[Figure dataset records]
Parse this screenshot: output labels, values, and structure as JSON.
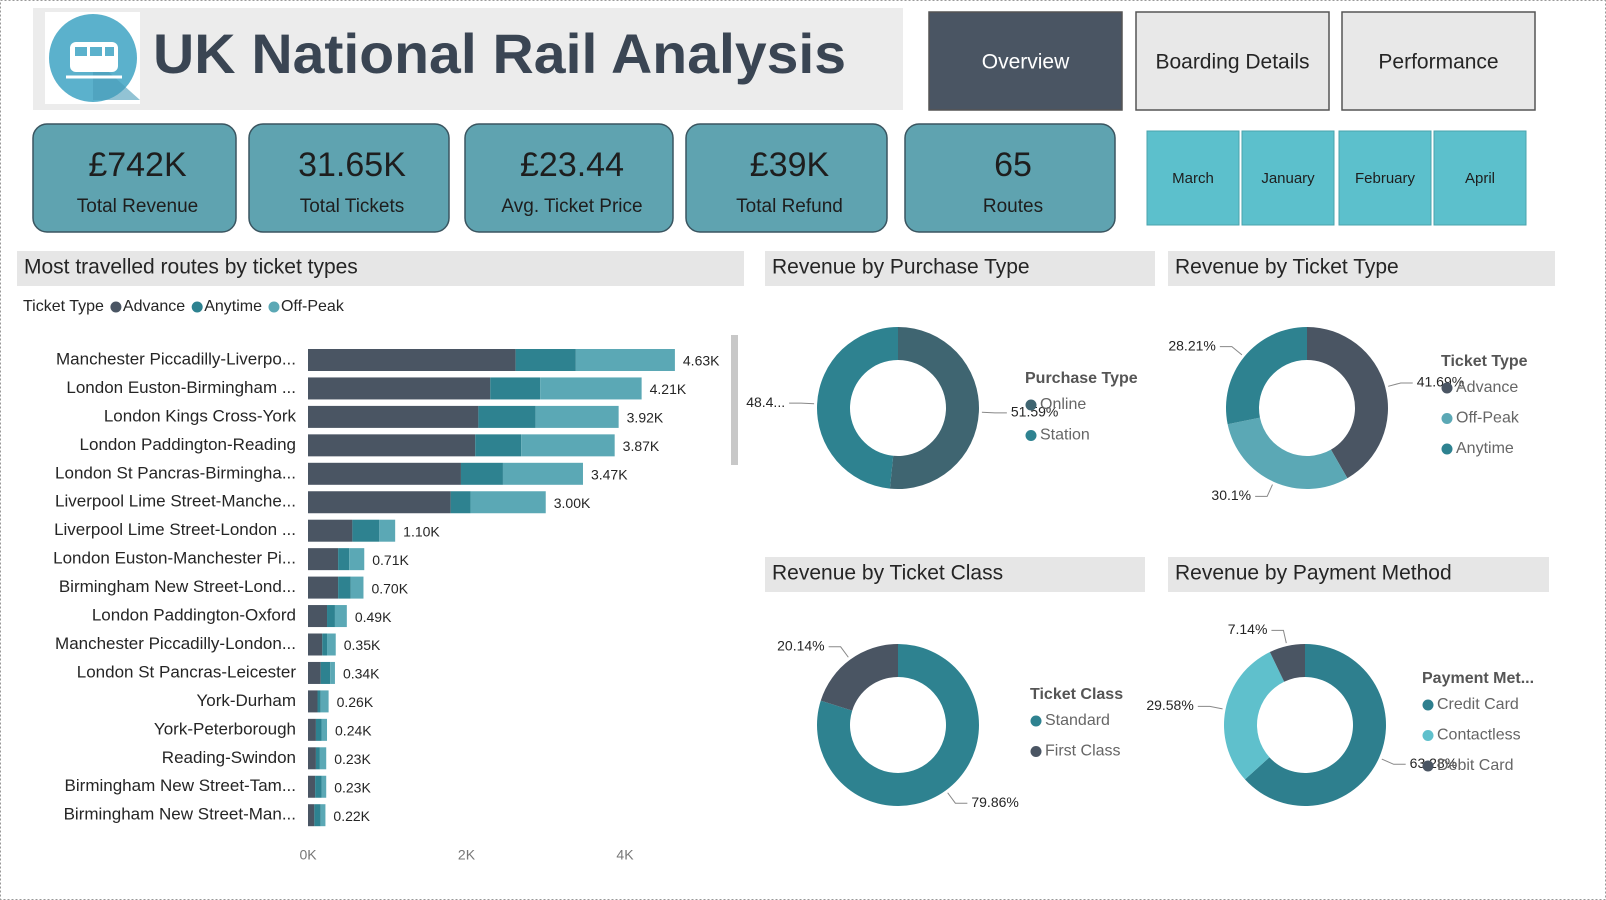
{
  "header": {
    "title": "UK National Rail Analysis"
  },
  "nav": [
    "Overview",
    "Boarding Details",
    "Performance"
  ],
  "kpis": [
    {
      "value": "£742K",
      "label": "Total Revenue"
    },
    {
      "value": "31.65K",
      "label": "Total Tickets"
    },
    {
      "value": "£23.44",
      "label": "Avg. Ticket Price"
    },
    {
      "value": "£39K",
      "label": "Total Refund"
    },
    {
      "value": "65",
      "label": "Routes"
    }
  ],
  "months": [
    "March",
    "January",
    "February",
    "April"
  ],
  "chart_data": [
    {
      "type": "bar",
      "orientation": "horizontal",
      "stacked": true,
      "title": "Most travelled routes by ticket types",
      "legend_title": "Ticket Type",
      "categories": [
        "Manchester Piccadilly-Liverpo...",
        "London Euston-Birmingham ...",
        "London Kings Cross-York",
        "London Paddington-Reading",
        "London St Pancras-Birmingha...",
        "Liverpool Lime Street-Manche...",
        "Liverpool Lime Street-London ...",
        "London Euston-Manchester Pi...",
        "Birmingham New Street-Lond...",
        "London Paddington-Oxford",
        "Manchester Piccadilly-London...",
        "London St Pancras-Leicester",
        "York-Durham",
        "York-Peterborough",
        "Reading-Swindon",
        "Birmingham New Street-Tam...",
        "Birmingham New Street-Man..."
      ],
      "series": [
        {
          "name": "Advance",
          "color": "#4a5563",
          "values": [
            2620,
            2300,
            2150,
            2110,
            1930,
            1800,
            560,
            380,
            380,
            240,
            180,
            160,
            120,
            100,
            100,
            90,
            80
          ]
        },
        {
          "name": "Anytime",
          "color": "#2e8290",
          "values": [
            760,
            630,
            720,
            580,
            530,
            250,
            340,
            140,
            160,
            100,
            60,
            120,
            40,
            70,
            50,
            80,
            80
          ]
        },
        {
          "name": "Off-Peak",
          "color": "#5ba8b5",
          "values": [
            1250,
            1280,
            1050,
            1180,
            1010,
            950,
            200,
            190,
            160,
            150,
            110,
            60,
            100,
            70,
            80,
            60,
            60
          ]
        }
      ],
      "totals": [
        4630,
        4210,
        3920,
        3870,
        3470,
        3000,
        1100,
        710,
        700,
        490,
        350,
        340,
        260,
        240,
        230,
        230,
        220
      ],
      "total_labels": [
        "4.63K",
        "4.21K",
        "3.92K",
        "3.87K",
        "3.47K",
        "3.00K",
        "1.10K",
        "0.71K",
        "0.70K",
        "0.49K",
        "0.35K",
        "0.34K",
        "0.26K",
        "0.24K",
        "0.23K",
        "0.23K",
        "0.22K"
      ],
      "xlim": [
        0,
        5300
      ],
      "xticks": [
        {
          "value": 0,
          "label": "0K"
        },
        {
          "value": 2000,
          "label": "2K"
        },
        {
          "value": 4000,
          "label": "4K"
        }
      ]
    },
    {
      "type": "donut",
      "title": "Revenue by Purchase Type",
      "legend_title": "Purchase Type",
      "categories": [
        "Online",
        "Station"
      ],
      "values": [
        51.59,
        48.41
      ],
      "value_labels": [
        "51.59%",
        "48.4..."
      ],
      "colors": [
        "#3f6571",
        "#2e8290"
      ]
    },
    {
      "type": "donut",
      "title": "Revenue by Ticket Type",
      "legend_title": "Ticket Type",
      "categories": [
        "Advance",
        "Off-Peak",
        "Anytime"
      ],
      "values": [
        41.69,
        30.1,
        28.21
      ],
      "value_labels": [
        "41.69%",
        "30.1%",
        "28.21%"
      ],
      "colors": [
        "#4a5563",
        "#5ba8b5",
        "#2e8290"
      ]
    },
    {
      "type": "donut",
      "title": "Revenue by Ticket Class",
      "legend_title": "Ticket Class",
      "categories": [
        "Standard",
        "First Class"
      ],
      "values": [
        79.86,
        20.14
      ],
      "value_labels": [
        "79.86%",
        "20.14%"
      ],
      "colors": [
        "#2e8290",
        "#4a5563"
      ]
    },
    {
      "type": "donut",
      "title": "Revenue by Payment Method",
      "legend_title": "Payment Met...",
      "categories": [
        "Credit Card",
        "Contactless",
        "Debit Card"
      ],
      "values": [
        63.28,
        29.58,
        7.14
      ],
      "value_labels": [
        "63.28%",
        "29.58%",
        "7.14%"
      ],
      "colors": [
        "#2e7f8e",
        "#5fc0cc",
        "#4a5563"
      ]
    }
  ]
}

__Exercise goal__:
Where a line above holds the string "Lime", show that line.

__Answer to the task__:
        "Liverpool Lime Street-Manche...",
        "Liverpool Lime Street-London ...",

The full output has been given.